Task directions: Your task is to write out the complete listing exactly as it is shown.

^^^^

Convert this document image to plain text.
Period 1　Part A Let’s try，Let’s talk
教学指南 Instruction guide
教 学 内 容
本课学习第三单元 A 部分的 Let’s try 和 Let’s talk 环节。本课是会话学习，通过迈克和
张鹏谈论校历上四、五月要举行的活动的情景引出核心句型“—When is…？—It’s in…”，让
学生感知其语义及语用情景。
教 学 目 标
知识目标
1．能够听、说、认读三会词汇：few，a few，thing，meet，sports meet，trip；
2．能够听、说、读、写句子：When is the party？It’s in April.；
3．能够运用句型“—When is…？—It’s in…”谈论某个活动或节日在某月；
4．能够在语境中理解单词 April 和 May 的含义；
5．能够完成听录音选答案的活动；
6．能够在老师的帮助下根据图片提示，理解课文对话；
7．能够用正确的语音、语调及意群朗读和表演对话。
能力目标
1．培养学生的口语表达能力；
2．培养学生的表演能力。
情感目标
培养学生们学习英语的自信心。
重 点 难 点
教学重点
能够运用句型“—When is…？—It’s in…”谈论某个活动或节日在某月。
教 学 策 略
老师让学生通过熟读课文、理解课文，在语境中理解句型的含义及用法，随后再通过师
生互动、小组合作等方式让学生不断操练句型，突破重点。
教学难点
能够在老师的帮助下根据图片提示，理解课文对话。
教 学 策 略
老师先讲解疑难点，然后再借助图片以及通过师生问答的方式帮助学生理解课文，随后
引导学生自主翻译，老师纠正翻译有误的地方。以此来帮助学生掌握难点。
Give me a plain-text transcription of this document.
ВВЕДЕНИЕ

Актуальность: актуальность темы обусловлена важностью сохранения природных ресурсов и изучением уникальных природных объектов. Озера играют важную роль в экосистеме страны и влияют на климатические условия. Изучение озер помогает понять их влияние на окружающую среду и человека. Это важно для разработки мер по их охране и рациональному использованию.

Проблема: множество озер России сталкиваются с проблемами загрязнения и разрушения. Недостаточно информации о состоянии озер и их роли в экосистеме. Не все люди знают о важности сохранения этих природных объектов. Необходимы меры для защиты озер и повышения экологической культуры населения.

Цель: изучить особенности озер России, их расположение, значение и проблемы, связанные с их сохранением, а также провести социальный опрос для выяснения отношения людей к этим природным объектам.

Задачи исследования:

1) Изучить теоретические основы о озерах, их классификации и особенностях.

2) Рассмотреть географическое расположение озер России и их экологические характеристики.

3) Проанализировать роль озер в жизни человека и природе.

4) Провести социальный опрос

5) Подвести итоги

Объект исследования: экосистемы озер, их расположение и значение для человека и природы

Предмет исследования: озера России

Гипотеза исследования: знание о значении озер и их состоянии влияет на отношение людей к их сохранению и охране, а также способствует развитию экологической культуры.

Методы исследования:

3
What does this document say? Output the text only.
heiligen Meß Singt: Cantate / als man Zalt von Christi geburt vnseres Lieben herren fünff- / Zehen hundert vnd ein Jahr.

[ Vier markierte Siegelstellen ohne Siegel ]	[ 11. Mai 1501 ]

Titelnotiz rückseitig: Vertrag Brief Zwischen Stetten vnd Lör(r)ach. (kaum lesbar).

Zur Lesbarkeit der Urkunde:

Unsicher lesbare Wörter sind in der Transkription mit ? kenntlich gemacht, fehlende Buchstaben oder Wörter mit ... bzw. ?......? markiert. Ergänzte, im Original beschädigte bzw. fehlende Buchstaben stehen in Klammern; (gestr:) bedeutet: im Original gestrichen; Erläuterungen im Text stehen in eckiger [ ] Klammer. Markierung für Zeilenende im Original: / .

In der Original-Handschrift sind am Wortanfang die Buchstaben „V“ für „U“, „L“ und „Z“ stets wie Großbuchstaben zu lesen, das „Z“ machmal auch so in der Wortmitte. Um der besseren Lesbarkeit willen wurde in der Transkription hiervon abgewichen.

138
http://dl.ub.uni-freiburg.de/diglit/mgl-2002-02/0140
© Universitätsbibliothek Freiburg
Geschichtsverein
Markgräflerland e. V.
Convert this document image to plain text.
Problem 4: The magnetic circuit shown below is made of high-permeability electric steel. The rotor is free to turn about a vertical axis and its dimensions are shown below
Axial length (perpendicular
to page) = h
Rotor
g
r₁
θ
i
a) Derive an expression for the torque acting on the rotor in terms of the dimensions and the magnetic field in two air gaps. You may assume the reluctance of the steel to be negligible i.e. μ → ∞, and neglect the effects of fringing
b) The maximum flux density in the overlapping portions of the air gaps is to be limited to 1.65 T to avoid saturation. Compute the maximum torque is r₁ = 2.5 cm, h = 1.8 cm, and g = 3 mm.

^^^^

Result below:
Convert this document image to plain text.
Period 1　Part A Let’s try，Let’s talk
教学指南 Instruction guide
教 学 内 容
本课学习第三单元 A 部分的 Let’s try 和 Let’s talk 环节。本课是会话学习，通过迈克和
张鹏谈论校历上四、五月要举行的活动的情景引出核心句型“—When is…？—It’s in…”，让
学生感知其语义及语用情景。
教 学 目 标
知识目标
1．能够听、说、认读三会词汇：few，a few，thing，meet，sports meet，trip；
2．能够听、说、读、写句子：When is the party？It’s in April.；
3．能够运用句型“—When is…？—It’s in…”谈论某个活动或节日在某月；
4．能够在语境中理解单词 April 和 May 的含义；
5．能够完成听录音选答案的活动；
6．能够在老师的帮助下根据图片提示，理解课文对话；
7．能够用正确的语音、语调及意群朗读和表演对话。
能力目标
1．培养学生的口语表达能力；
2．培养学生的表演能力。
情感目标
培养学生们学习英语的自信心。
重 点 难 点
教学重点
能够运用句型“—When is…？—It’s in…”谈论某个活动或节日在某月。
教 学 策 略
老师让学生通过熟读课文、理解课文，在语境中理解句型的含义及用法，随后再通过师
生互动、小组合作等方式让学生不断操练句型，突破重点。
教学难点
能够在老师的帮助下根据图片提示，理解课文对话。
教 学 策 略
老师先讲解疑难点，然后再借助图片以及通过师生问答的方式帮助学生理解课文，随后
引导学生自主翻译，老师纠正翻译有误的地方。以此来帮助学生掌握难点。
Give me a plain-text transcription of this document.
ВВЕДЕНИЕ

Актуальность: актуальность темы обусловлена важностью сохранения природных ресурсов и изучением уникальных природных объектов. Озера играют важную роль в экосистеме страны и влияют на климатические условия. Изучение озер помогает понять их влияние на окружающую среду и человека. Это важно для разработки мер по их охране и рациональному использованию.

Проблема: множество озер России сталкиваются с проблемами загрязнения и разрушения. Недостаточно информации о состоянии озер и их роли в экосистеме. Не все люди знают о важности сохранения этих природных объектов. Необходимы меры для защиты озер и повышения экологической культуры населения.

Цель: изучить особенности озер России, их расположение, значение и проблемы, связанные с их сохранением, а также провести социальный опрос для выяснения отношения людей к этим природным объектам.

Задачи исследования:

1) Изучить теоретические основы о озерах, их классификации и особенностях.

2) Рассмотреть географическое расположение озер России и их экологические характеристики.

3) Проанализировать роль озер в жизни человека и природе.

4) Провести социальный опрос

5) Подвести итоги

Объект исследования: экосистемы озер, их расположение и значение для человека и природы

Предмет исследования: озера России

Гипотеза исследования: знание о значении озер и их состоянии влияет на отношение людей к их сохранению и охране, а также способствует развитию экологической культуры.

Методы исследования:

3
What does this document say? Output the text only.
heiligen Meß Singt: Cantate / als man Zalt von Christi geburt vnseres Lieben herren fünff- / Zehen hundert vnd ein Jahr.

[ Vier markierte Siegelstellen ohne Siegel ]	[ 11. Mai 1501 ]

Titelnotiz rückseitig: Vertrag Brief Zwischen Stetten vnd Lör(r)ach. (kaum lesbar).

Zur Lesbarkeit der Urkunde:

Unsicher lesbare Wörter sind in der Transkription mit ? kenntlich gemacht, fehlende Buchstaben oder Wörter mit ... bzw. ?......? markiert. Ergänzte, im Original beschädigte bzw. fehlende Buchstaben stehen in Klammern; (gestr:) bedeutet: im Original gestrichen; Erläuterungen im Text stehen in eckiger [ ] Klammer. Markierung für Zeilenende im Original: / .

In der Original-Handschrift sind am Wortanfang die Buchstaben „V“ für „U“, „L“ und „Z“ stets wie Großbuchstaben zu lesen, das „Z“ machmal auch so in der Wortmitte. Um der besseren Lesbarkeit willen wurde in der Transkription hiervon abgewichen.

138
http://dl.ub.uni-freiburg.de/diglit/mgl-2002-02/0140
© Universitätsbibliothek Freiburg
Geschichtsverein
Markgräflerland e. V.
Convert this document image to plain text.
Problem 4: The magnetic circuit shown below is made of high-permeability electric steel. The rotor is free to turn about a vertical axis and its dimensions are shown below
Axial length (perpendicular
to page) = h
Rotor
g
r₁
θ
i
a) Derive an expression for the torque acting on the rotor in terms of the dimensions and the magnetic field in two air gaps. You may assume the reluctance of the steel to be negligible i.e. μ → ∞, and neglect the effects of fringing
b) The maximum flux density in the overlapping portions of the air gaps is to be limited to 1.65 T to avoid saturation. Compute the maximum torque is r₁ = 2.5 cm, h = 1.8 cm, and g = 3 mm.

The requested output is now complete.